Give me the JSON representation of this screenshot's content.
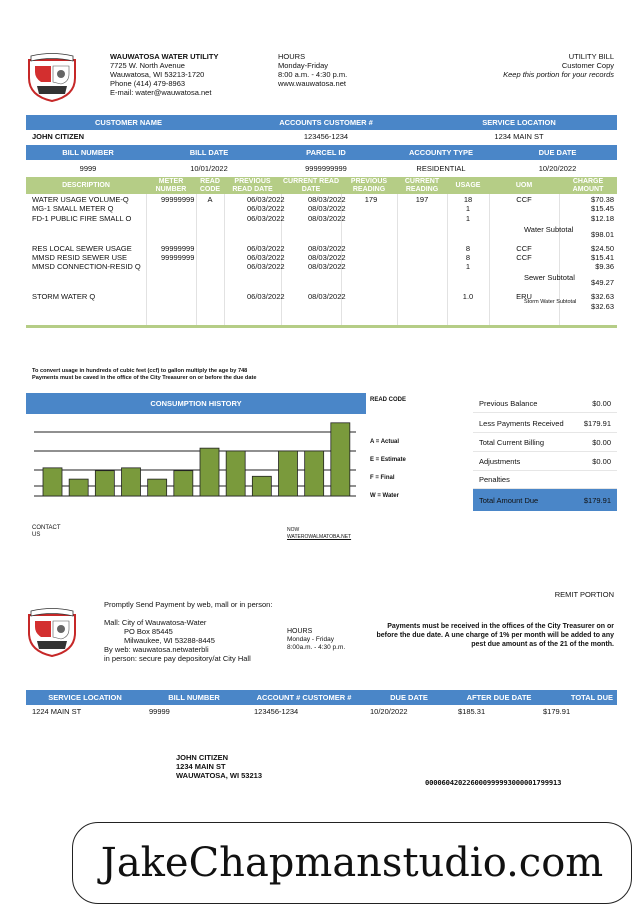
{
  "utility": {
    "name": "WAUWATOSA WATER UTILITY",
    "address1": "7725 W. North Avenue",
    "address2": "Wauwatosa, WI 53213-1720",
    "phone": "Phone (414) 479-8963",
    "email": "E-mail: water@wauwatosa.net",
    "logo_text": "WAUWATOSA",
    "logo_motto": "IN GOD WE TRUST"
  },
  "hours": {
    "label": "HOURS",
    "days": "Monday-Friday",
    "time": "8:00 a.m. - 4:30 p.m.",
    "web": "www.wauwatosa.net"
  },
  "bill_type": {
    "title": "UTILITY BILL",
    "copy": "Customer Copy",
    "keep": "Keep this portion for your records"
  },
  "customer_bar": {
    "h1": "CUSTOMER NAME",
    "h2": "ACCOUNTS CUSTOMER #",
    "h3": "SERVICE LOCATION",
    "name": "JOHN CITIZEN",
    "account": "123456-1234",
    "location": "1234 MAIN ST"
  },
  "bill_bar": {
    "h1": "BILL NUMBER",
    "h2": "BILL DATE",
    "h3": "PARCEL ID",
    "h4": "ACCOUNTY TYPE",
    "h5": "DUE DATE",
    "bill_number": "9999",
    "bill_date": "10/01/2022",
    "parcel_id": "9999999999",
    "account_type": "RESIDENTIAL",
    "due_date": "10/20/2022"
  },
  "charges": {
    "headers": [
      "DESCRIPTION",
      "METER NUMBER",
      "READ CODE",
      "PREVIOUS READ DATE",
      "CURRENT READ DATE",
      "PREVIOUS READING",
      "CURRENT READING",
      "USAGE",
      "UOM",
      "CHARGE AMOUNT"
    ],
    "rows": [
      {
        "desc": "WATER USAGE VOLUME-Q",
        "meter": "99999999",
        "code": "A",
        "prev_date": "06/03/2022",
        "cur_date": "08/03/2022",
        "prev_read": "179",
        "cur_read": "197",
        "usage": "18",
        "uom": "CCF",
        "amount": "$70.38"
      },
      {
        "desc": "MG-1 SMALL METER Q",
        "meter": "",
        "code": "",
        "prev_date": "06/03/2022",
        "cur_date": "08/03/2022",
        "prev_read": "",
        "cur_read": "",
        "usage": "1",
        "uom": "",
        "amount": "$15.45"
      },
      {
        "desc": "FD-1 PUBLIC FIRE SMALL O",
        "meter": "",
        "code": "",
        "prev_date": "06/03/2022",
        "cur_date": "08/03/2022",
        "prev_read": "",
        "cur_read": "",
        "usage": "1",
        "uom": "",
        "amount": "$12.18"
      },
      {
        "desc": "",
        "meter": "",
        "code": "",
        "prev_date": "",
        "cur_date": "",
        "prev_read": "",
        "cur_read": "",
        "usage": "",
        "uom": "Water Subtotal",
        "amount": "$98.01"
      },
      {
        "desc": "RES LOCAL SEWER USAGE",
        "meter": "99999999",
        "code": "",
        "prev_date": "06/03/2022",
        "cur_date": "08/03/2022",
        "prev_read": "",
        "cur_read": "",
        "usage": "8",
        "uom": "CCF",
        "amount": "$24.50"
      },
      {
        "desc": "MMSD RESID SEWER USE",
        "meter": "99999999",
        "code": "",
        "prev_date": "06/03/2022",
        "cur_date": "08/03/2022",
        "prev_read": "",
        "cur_read": "",
        "usage": "8",
        "uom": "CCF",
        "amount": "$15.41"
      },
      {
        "desc": "MMSD CONNECTION-RESID Q",
        "meter": "",
        "code": "",
        "prev_date": "06/03/2022",
        "cur_date": "08/03/2022",
        "prev_read": "",
        "cur_read": "",
        "usage": "1",
        "uom": "",
        "amount": "$9.36"
      },
      {
        "desc": "",
        "meter": "",
        "code": "",
        "prev_date": "",
        "cur_date": "",
        "prev_read": "",
        "cur_read": "",
        "usage": "",
        "uom": "Sewer Subtotal",
        "amount": "$49.27"
      },
      {
        "desc": "STORM WATER Q",
        "meter": "",
        "code": "",
        "prev_date": "06/03/2022",
        "cur_date": "08/03/2022",
        "prev_read": "",
        "cur_read": "",
        "usage": "1.0",
        "uom": "ERU",
        "amount": "$32.63"
      },
      {
        "desc": "",
        "meter": "",
        "code": "",
        "prev_date": "",
        "cur_date": "",
        "prev_read": "",
        "cur_read": "",
        "usage": "",
        "uom": "Storm Water Subtotal",
        "amount": "$32.63"
      }
    ]
  },
  "notes": {
    "line1": "To convert usage in hundreds of cubic feet (ccf) to gallon multiply the age by 748",
    "line2": "Payments must be caved in the office of the City Treasurer on or before the due date"
  },
  "history": {
    "title": "CONSUMPTION HISTORY",
    "read_code_label": "READ CODE",
    "legend": [
      "A = Actual",
      "E = Estimate",
      "F = Final",
      "W = Water"
    ]
  },
  "chart_data": {
    "type": "bar",
    "title": "CONSUMPTION HISTORY",
    "values": [
      10,
      6,
      9,
      10,
      6,
      9,
      17,
      16,
      7,
      16,
      16,
      26
    ],
    "ylim": [
      0,
      27
    ],
    "grid": true
  },
  "summary": [
    {
      "label": "Previous Balance",
      "value": "$0.00"
    },
    {
      "label": "Less Payments Received",
      "value": "$179.91"
    },
    {
      "label": "Total Current Billing",
      "value": "$0.00"
    },
    {
      "label": "Adjustments",
      "value": "$0.00"
    },
    {
      "label": "Penalties",
      "value": ""
    },
    {
      "label": "Total Amount Due",
      "value": "$179.91"
    }
  ],
  "contact": {
    "left1": "CONTACT",
    "left2": "US",
    "right1": "NOW",
    "right2": "WATEROWALMATOBA.NET"
  },
  "remit": {
    "title": "REMIT PORTION",
    "promptly": "Promptly Send Payment by web, mall or in person:",
    "mail1": "Mall: City of Wauwatosa-Water",
    "mail2": "PO Box 85445",
    "mail3": "Milwaukee, WI 53288-8445",
    "web": "By web:  wauwatosa.netwaterbli",
    "person": "in person: secure pay depository/at City Hall",
    "hours_label": "HOURS",
    "hours_days": "Monday - Friday",
    "hours_time": "8:00a.m. - 4:30 p.m.",
    "notice": "Payments must be received in the offices of the City Treasurer on or before the due date. A une charge of 1% per month will be added to any pest due amount as of the 21 of the month.",
    "headers": [
      "SERVICE LOCATION",
      "BILL NUMBER",
      "ACCOUNT # CUSTOMER #",
      "DUE DATE",
      "AFTER DUE DATE",
      "TOTAL DUE"
    ],
    "values": [
      "1224 MAIN ST",
      "99999",
      "123456-1234",
      "10/20/2022",
      "$185.31",
      "$179.91"
    ],
    "addr_name": "JOHN CITIZEN",
    "addr_street": "1234 MAIN ST",
    "addr_city": "WAUWATOSA, WI 53213",
    "barcode": "000060420226000999993000001799913"
  },
  "watermark": "JakeChapmanstudio.com"
}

* **Requirements**:
Print all of the entries word for word. Skip any images they contain.

* **Task solution**:
Give me the JSON representation of this screenshot's content.
{
  "utility": {
    "name": "WAUWATOSA WATER UTILITY",
    "address1": "7725 W. North Avenue",
    "address2": "Wauwatosa, WI 53213-1720",
    "phone": "Phone (414) 479-8963",
    "email": "E-mail: water@wauwatosa.net",
    "logo_text": "WAUWATOSA",
    "logo_motto": "IN GOD WE TRUST"
  },
  "hours": {
    "label": "HOURS",
    "days": "Monday-Friday",
    "time": "8:00 a.m. - 4:30 p.m.",
    "web": "www.wauwatosa.net"
  },
  "bill_type": {
    "title": "UTILITY BILL",
    "copy": "Customer Copy",
    "keep": "Keep this portion for your records"
  },
  "customer_bar": {
    "h1": "CUSTOMER NAME",
    "h2": "ACCOUNTS CUSTOMER #",
    "h3": "SERVICE LOCATION",
    "name": "JOHN CITIZEN",
    "account": "123456-1234",
    "location": "1234 MAIN ST"
  },
  "bill_bar": {
    "h1": "BILL NUMBER",
    "h2": "BILL DATE",
    "h3": "PARCEL ID",
    "h4": "ACCOUNTY TYPE",
    "h5": "DUE DATE",
    "bill_number": "9999",
    "bill_date": "10/01/2022",
    "parcel_id": "9999999999",
    "account_type": "RESIDENTIAL",
    "due_date": "10/20/2022"
  },
  "charges": {
    "headers": [
      "DESCRIPTION",
      "METER NUMBER",
      "READ CODE",
      "PREVIOUS READ DATE",
      "CURRENT READ DATE",
      "PREVIOUS READING",
      "CURRENT READING",
      "USAGE",
      "UOM",
      "CHARGE AMOUNT"
    ],
    "rows": [
      {
        "desc": "WATER USAGE VOLUME-Q",
        "meter": "99999999",
        "code": "A",
        "prev_date": "06/03/2022",
        "cur_date": "08/03/2022",
        "prev_read": "179",
        "cur_read": "197",
        "usage": "18",
        "uom": "CCF",
        "amount": "$70.38"
      },
      {
        "desc": "MG-1 SMALL METER Q",
        "meter": "",
        "code": "",
        "prev_date": "06/03/2022",
        "cur_date": "08/03/2022",
        "prev_read": "",
        "cur_read": "",
        "usage": "1",
        "uom": "",
        "amount": "$15.45"
      },
      {
        "desc": "FD-1 PUBLIC FIRE SMALL O",
        "meter": "",
        "code": "",
        "prev_date": "06/03/2022",
        "cur_date": "08/03/2022",
        "prev_read": "",
        "cur_read": "",
        "usage": "1",
        "uom": "",
        "amount": "$12.18"
      },
      {
        "desc": "",
        "meter": "",
        "code": "",
        "prev_date": "",
        "cur_date": "",
        "prev_read": "",
        "cur_read": "",
        "usage": "",
        "uom": "Water Subtotal",
        "amount": "$98.01"
      },
      {
        "desc": "RES LOCAL SEWER USAGE",
        "meter": "99999999",
        "code": "",
        "prev_date": "06/03/2022",
        "cur_date": "08/03/2022",
        "prev_read": "",
        "cur_read": "",
        "usage": "8",
        "uom": "CCF",
        "amount": "$24.50"
      },
      {
        "desc": "MMSD RESID SEWER USE",
        "meter": "99999999",
        "code": "",
        "prev_date": "06/03/2022",
        "cur_date": "08/03/2022",
        "prev_read": "",
        "cur_read": "",
        "usage": "8",
        "uom": "CCF",
        "amount": "$15.41"
      },
      {
        "desc": "MMSD CONNECTION-RESID Q",
        "meter": "",
        "code": "",
        "prev_date": "06/03/2022",
        "cur_date": "08/03/2022",
        "prev_read": "",
        "cur_read": "",
        "usage": "1",
        "uom": "",
        "amount": "$9.36"
      },
      {
        "desc": "",
        "meter": "",
        "code": "",
        "prev_date": "",
        "cur_date": "",
        "prev_read": "",
        "cur_read": "",
        "usage": "",
        "uom": "Sewer Subtotal",
        "amount": "$49.27"
      },
      {
        "desc": "STORM WATER Q",
        "meter": "",
        "code": "",
        "prev_date": "06/03/2022",
        "cur_date": "08/03/2022",
        "prev_read": "",
        "cur_read": "",
        "usage": "1.0",
        "uom": "ERU",
        "amount": "$32.63"
      },
      {
        "desc": "",
        "meter": "",
        "code": "",
        "prev_date": "",
        "cur_date": "",
        "prev_read": "",
        "cur_read": "",
        "usage": "",
        "uom": "Storm Water Subtotal",
        "amount": "$32.63"
      }
    ]
  },
  "notes": {
    "line1": "To convert usage in hundreds of cubic feet (ccf) to gallon multiply the age by 748",
    "line2": "Payments must be caved in the office of the City Treasurer on or before the due date"
  },
  "history": {
    "title": "CONSUMPTION HISTORY",
    "read_code_label": "READ CODE",
    "legend": [
      "A = Actual",
      "E = Estimate",
      "F = Final",
      "W = Water"
    ]
  },
  "chart_data": {
    "type": "bar",
    "title": "CONSUMPTION HISTORY",
    "values": [
      10,
      6,
      9,
      10,
      6,
      9,
      17,
      16,
      7,
      16,
      16,
      26
    ],
    "ylim": [
      0,
      27
    ],
    "grid": true
  },
  "summary": [
    {
      "label": "Previous Balance",
      "value": "$0.00"
    },
    {
      "label": "Less Payments Received",
      "value": "$179.91"
    },
    {
      "label": "Total Current Billing",
      "value": "$0.00"
    },
    {
      "label": "Adjustments",
      "value": "$0.00"
    },
    {
      "label": "Penalties",
      "value": ""
    },
    {
      "label": "Total Amount Due",
      "value": "$179.91"
    }
  ],
  "contact": {
    "left1": "CONTACT",
    "left2": "US",
    "right1": "NOW",
    "right2": "WATEROWALMATOBA.NET"
  },
  "remit": {
    "title": "REMIT PORTION",
    "promptly": "Promptly Send Payment by web, mall or in person:",
    "mail1": "Mall: City of Wauwatosa-Water",
    "mail2": "PO Box 85445",
    "mail3": "Milwaukee, WI 53288-8445",
    "web": "By web:  wauwatosa.netwaterbli",
    "person": "in person: secure pay depository/at City Hall",
    "hours_label": "HOURS",
    "hours_days": "Monday - Friday",
    "hours_time": "8:00a.m. - 4:30 p.m.",
    "notice": "Payments must be received in the offices of the City Treasurer on or before the due date. A une charge of 1% per month will be added to any pest due amount as of the 21 of the month.",
    "headers": [
      "SERVICE LOCATION",
      "BILL NUMBER",
      "ACCOUNT # CUSTOMER #",
      "DUE DATE",
      "AFTER DUE DATE",
      "TOTAL DUE"
    ],
    "values": [
      "1224 MAIN ST",
      "99999",
      "123456-1234",
      "10/20/2022",
      "$185.31",
      "$179.91"
    ],
    "addr_name": "JOHN CITIZEN",
    "addr_street": "1234 MAIN ST",
    "addr_city": "WAUWATOSA, WI 53213",
    "barcode": "000060420226000999993000001799913"
  },
  "watermark": "JakeChapmanstudio.com"
}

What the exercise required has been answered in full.